START Supplied material
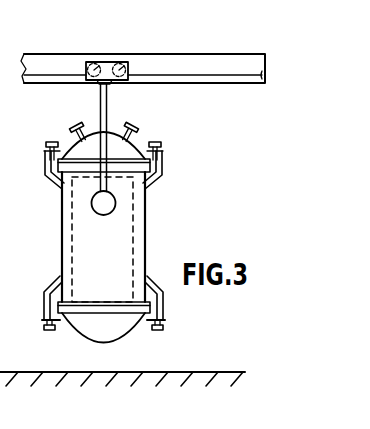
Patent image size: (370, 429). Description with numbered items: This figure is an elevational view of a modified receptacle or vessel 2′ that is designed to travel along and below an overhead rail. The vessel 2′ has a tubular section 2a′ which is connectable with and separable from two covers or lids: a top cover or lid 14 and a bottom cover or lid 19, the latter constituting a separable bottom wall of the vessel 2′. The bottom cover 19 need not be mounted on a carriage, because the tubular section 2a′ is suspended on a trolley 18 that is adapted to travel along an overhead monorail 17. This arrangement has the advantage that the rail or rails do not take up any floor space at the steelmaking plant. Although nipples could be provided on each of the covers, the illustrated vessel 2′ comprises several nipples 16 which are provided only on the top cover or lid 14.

The top cover or lid 14 is at (78, 150).
The nipples 16 is at (134, 126).
The overhead monorail 17 is at (236, 71).
The trolley 18 is at (91, 82).
The bottom cover or lid 19 is at (122, 328).
The receptacle or vessel 2′ is at (145, 232).
The tubular section 2a′ is at (143, 203).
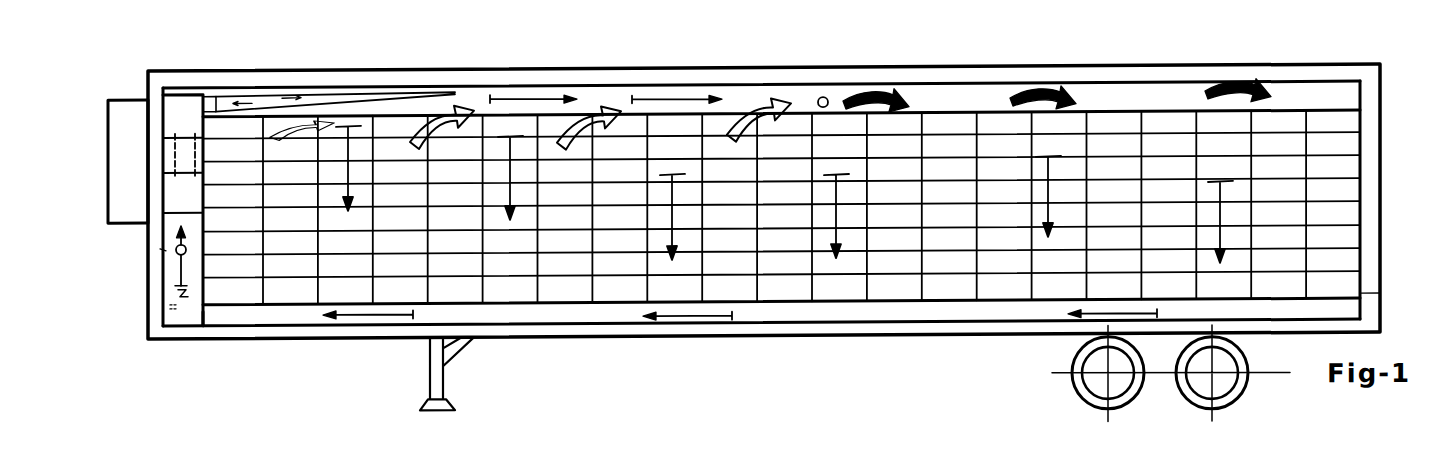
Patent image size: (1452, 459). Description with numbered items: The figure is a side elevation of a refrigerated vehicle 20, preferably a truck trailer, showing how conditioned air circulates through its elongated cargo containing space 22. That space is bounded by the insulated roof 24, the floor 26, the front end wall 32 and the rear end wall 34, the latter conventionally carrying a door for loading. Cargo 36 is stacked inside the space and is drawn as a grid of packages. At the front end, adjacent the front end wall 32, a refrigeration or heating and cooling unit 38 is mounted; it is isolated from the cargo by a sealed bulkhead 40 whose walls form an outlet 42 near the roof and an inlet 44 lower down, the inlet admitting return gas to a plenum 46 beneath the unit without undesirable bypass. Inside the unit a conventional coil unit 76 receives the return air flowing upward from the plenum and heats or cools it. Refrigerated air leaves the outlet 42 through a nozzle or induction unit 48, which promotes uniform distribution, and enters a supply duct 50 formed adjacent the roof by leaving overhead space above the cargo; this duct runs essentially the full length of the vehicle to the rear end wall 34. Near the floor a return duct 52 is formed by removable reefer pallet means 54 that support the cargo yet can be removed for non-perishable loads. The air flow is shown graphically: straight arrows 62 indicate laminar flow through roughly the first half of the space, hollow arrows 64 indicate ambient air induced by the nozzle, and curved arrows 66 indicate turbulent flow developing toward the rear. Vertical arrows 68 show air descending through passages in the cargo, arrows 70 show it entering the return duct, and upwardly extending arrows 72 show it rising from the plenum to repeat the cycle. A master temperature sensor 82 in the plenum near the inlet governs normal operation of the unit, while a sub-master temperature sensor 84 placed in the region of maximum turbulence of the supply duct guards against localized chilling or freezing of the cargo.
END Supplied material
Rewrite the listing from its start through the line with "The tubular section 2a′ is at (143, 203).", substituting "elevation view" for "elevational view" and changing nothing else. Leave the pictures out.

* _Reply_
Patent image size: (370, 429). Description with numbered items: This figure is an elevation view of a modified receptacle or vessel 2′ that is designed to travel along and below an overhead rail. The vessel 2′ has a tubular section 2a′ which is connectable with and separable from two covers or lids: a top cover or lid 14 and a bottom cover or lid 19, the latter constituting a separable bottom wall of the vessel 2′. The bottom cover 19 need not be mounted on a carriage, because the tubular section 2a′ is suspended on a trolley 18 that is adapted to travel along an overhead monorail 17. This arrangement has the advantage that the rail or rails do not take up any floor space at the steelmaking plant. Although nipples could be provided on each of the covers, the illustrated vessel 2′ comprises several nipples 16 which are provided only on the top cover or lid 14.

The top cover or lid 14 is at (78, 150).
The nipples 16 is at (134, 126).
The overhead monorail 17 is at (236, 71).
The trolley 18 is at (91, 82).
The bottom cover or lid 19 is at (122, 328).
The receptacle or vessel 2′ is at (145, 232).
The tubular section 2a′ is at (143, 203).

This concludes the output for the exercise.